-- Begin --
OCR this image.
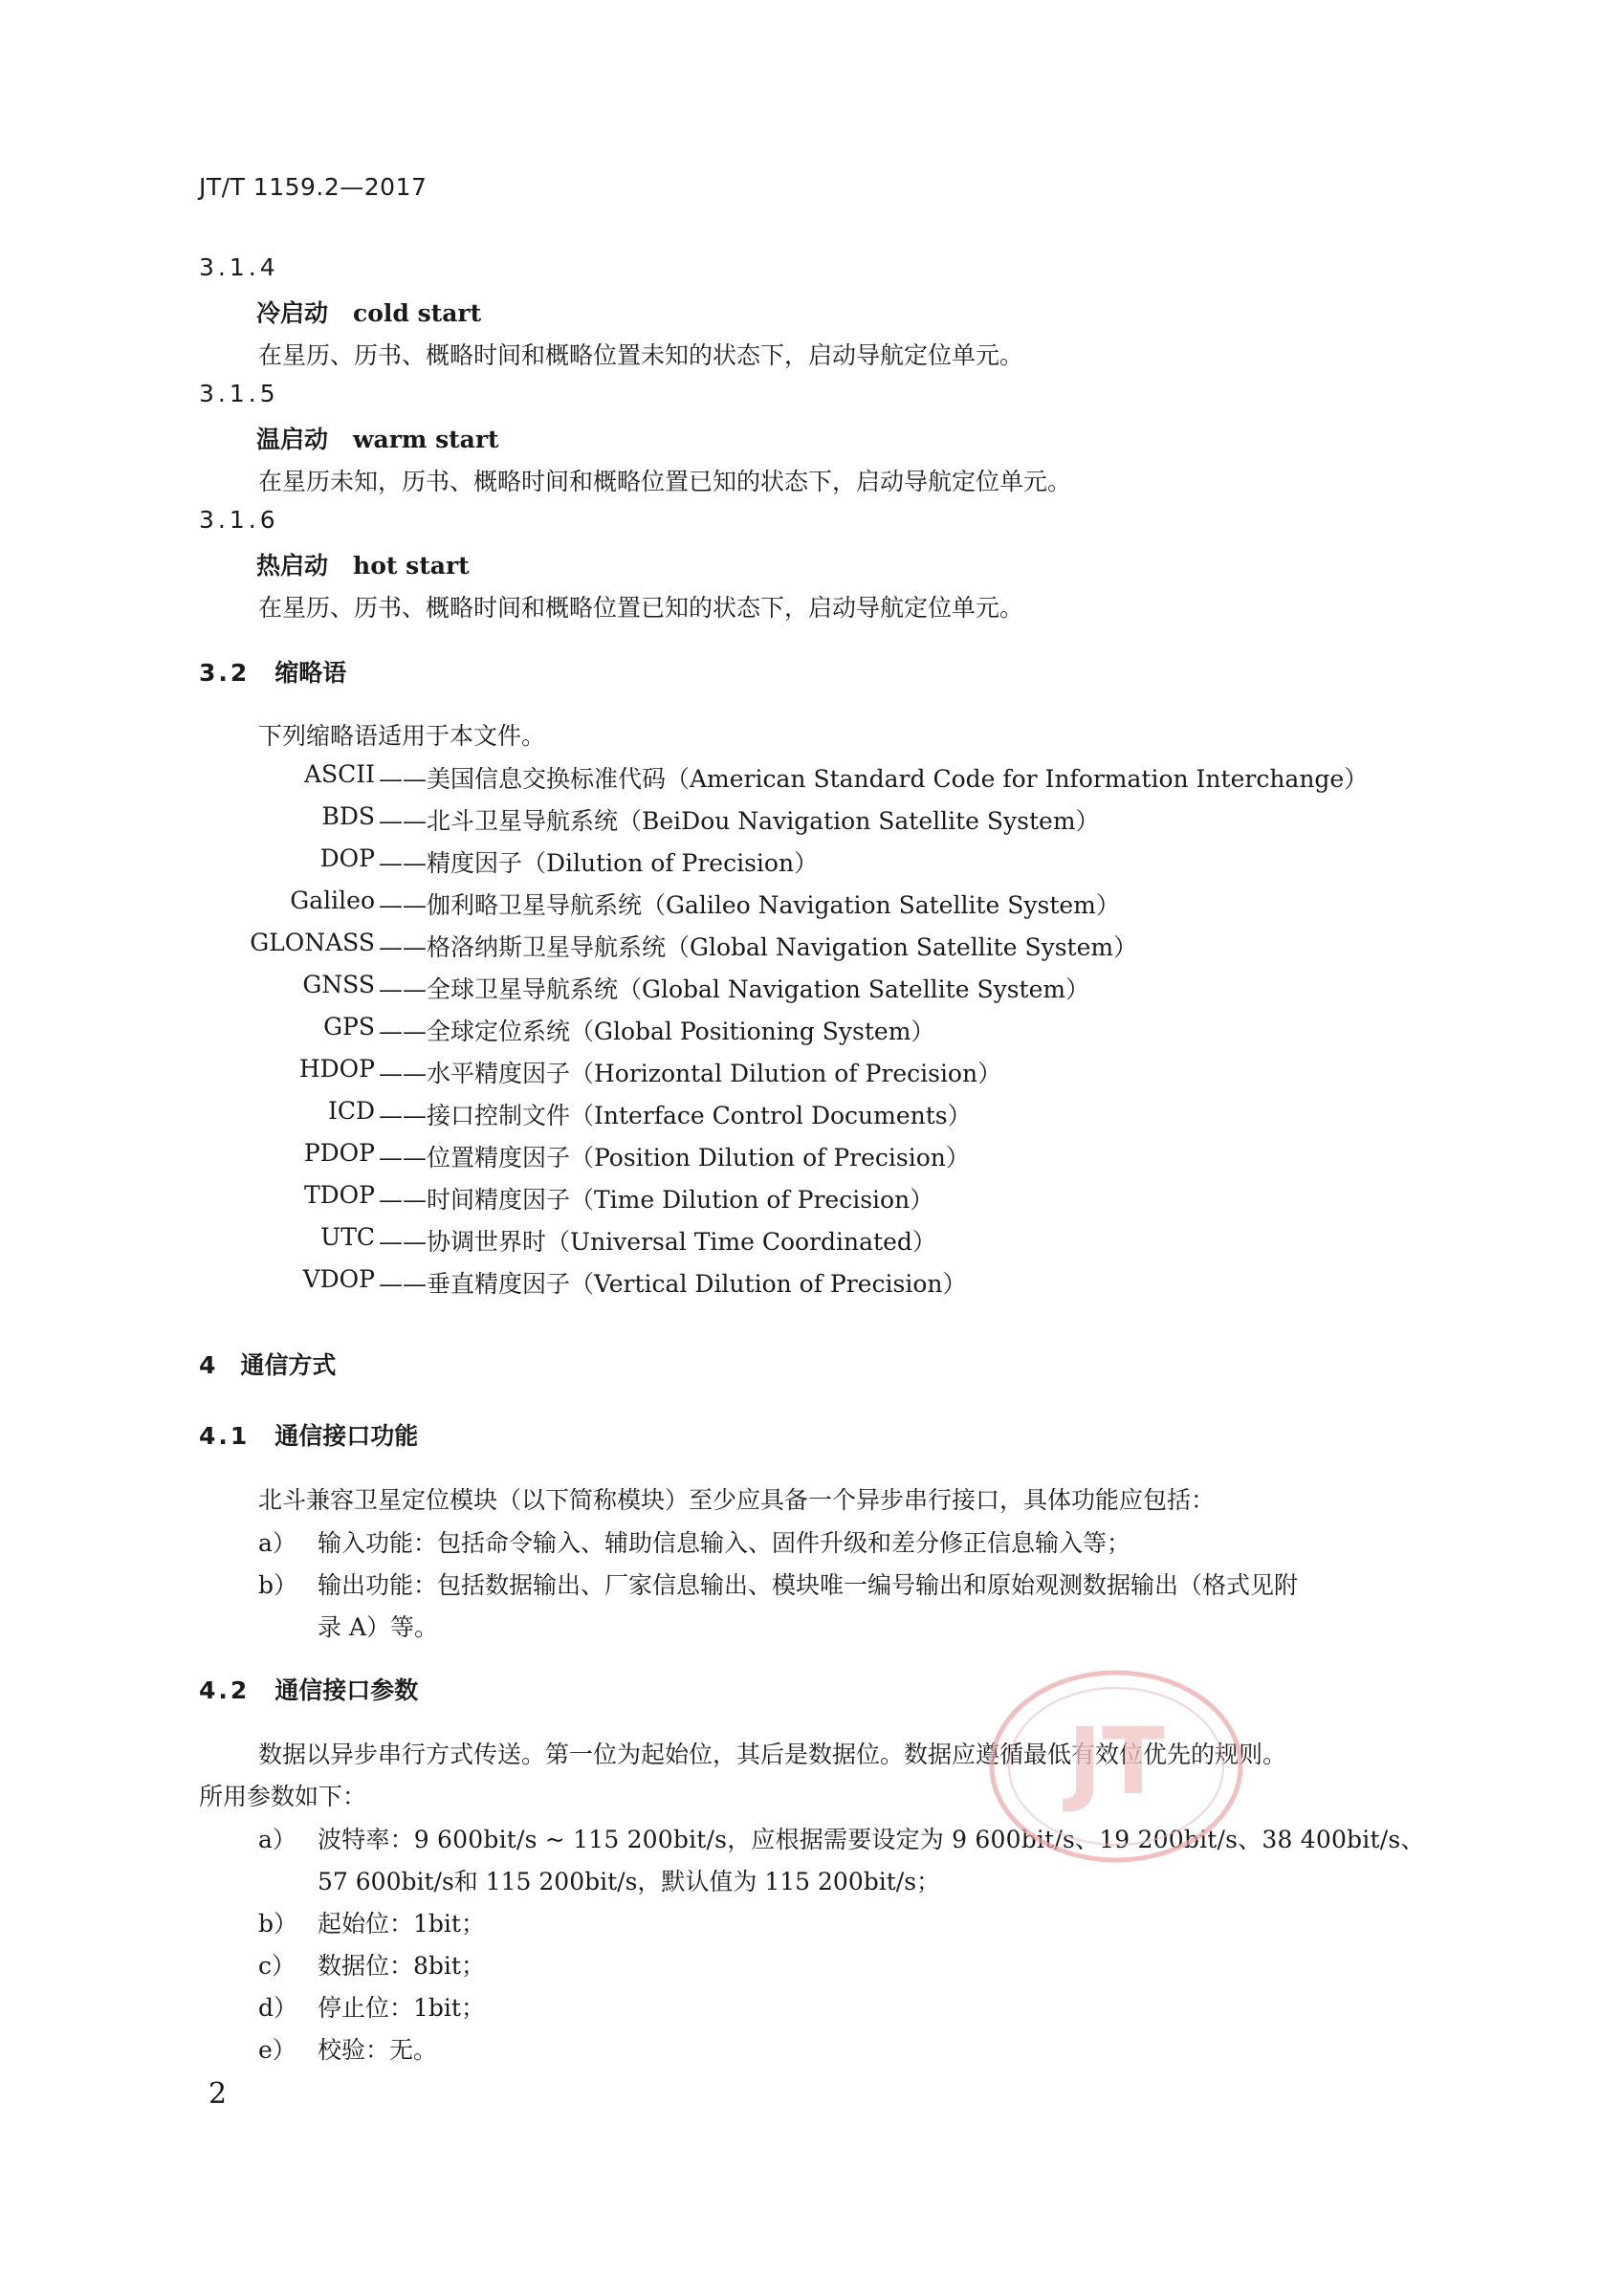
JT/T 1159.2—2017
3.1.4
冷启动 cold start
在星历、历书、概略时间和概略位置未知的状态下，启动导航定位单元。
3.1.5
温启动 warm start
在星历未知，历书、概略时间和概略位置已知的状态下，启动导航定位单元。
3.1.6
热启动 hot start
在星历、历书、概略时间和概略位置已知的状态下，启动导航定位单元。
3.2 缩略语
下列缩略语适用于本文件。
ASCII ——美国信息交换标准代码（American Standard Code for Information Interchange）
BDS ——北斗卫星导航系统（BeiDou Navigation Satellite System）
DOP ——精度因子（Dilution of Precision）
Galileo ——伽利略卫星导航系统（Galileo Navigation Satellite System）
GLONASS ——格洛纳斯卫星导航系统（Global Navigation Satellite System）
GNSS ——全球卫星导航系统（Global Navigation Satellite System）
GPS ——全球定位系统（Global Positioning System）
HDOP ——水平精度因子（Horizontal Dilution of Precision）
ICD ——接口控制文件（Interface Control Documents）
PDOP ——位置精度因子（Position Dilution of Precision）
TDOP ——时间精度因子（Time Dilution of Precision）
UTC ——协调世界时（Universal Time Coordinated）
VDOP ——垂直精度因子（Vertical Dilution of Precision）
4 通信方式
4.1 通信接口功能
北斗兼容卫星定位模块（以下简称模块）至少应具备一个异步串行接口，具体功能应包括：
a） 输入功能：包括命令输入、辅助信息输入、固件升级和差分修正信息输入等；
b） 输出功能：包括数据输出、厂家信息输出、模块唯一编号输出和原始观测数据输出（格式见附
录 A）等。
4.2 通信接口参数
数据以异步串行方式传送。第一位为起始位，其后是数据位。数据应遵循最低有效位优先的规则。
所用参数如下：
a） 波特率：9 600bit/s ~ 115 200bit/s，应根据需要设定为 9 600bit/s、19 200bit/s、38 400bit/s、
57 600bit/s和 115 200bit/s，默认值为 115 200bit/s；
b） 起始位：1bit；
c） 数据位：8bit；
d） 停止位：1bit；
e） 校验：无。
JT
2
-- End --
-- Begin --
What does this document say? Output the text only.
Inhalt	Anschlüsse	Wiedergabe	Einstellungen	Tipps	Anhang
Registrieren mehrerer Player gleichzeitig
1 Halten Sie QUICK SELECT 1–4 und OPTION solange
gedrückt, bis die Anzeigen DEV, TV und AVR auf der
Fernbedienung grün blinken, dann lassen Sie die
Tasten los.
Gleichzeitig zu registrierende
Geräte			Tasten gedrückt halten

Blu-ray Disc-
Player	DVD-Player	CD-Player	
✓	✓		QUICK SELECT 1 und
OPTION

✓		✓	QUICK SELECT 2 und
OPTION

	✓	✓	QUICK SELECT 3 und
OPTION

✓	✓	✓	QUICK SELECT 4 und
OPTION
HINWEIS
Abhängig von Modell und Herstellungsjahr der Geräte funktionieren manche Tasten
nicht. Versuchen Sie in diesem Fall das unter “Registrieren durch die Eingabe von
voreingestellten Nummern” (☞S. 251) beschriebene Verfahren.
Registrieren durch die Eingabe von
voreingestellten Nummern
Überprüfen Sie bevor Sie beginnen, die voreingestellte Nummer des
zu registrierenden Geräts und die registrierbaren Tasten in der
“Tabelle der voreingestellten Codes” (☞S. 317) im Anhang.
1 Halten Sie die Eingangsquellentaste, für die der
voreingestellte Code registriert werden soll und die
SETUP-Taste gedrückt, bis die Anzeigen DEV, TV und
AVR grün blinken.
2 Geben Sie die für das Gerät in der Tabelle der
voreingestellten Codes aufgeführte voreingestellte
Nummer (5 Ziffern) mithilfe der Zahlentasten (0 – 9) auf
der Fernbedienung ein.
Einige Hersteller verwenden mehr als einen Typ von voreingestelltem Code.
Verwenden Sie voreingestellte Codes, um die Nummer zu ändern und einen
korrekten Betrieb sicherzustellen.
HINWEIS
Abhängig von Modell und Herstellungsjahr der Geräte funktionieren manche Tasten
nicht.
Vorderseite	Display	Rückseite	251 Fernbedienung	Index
-- End --
What is the number of lines above that contain "Dilution"? Answer with that number only.

• Expected output:
5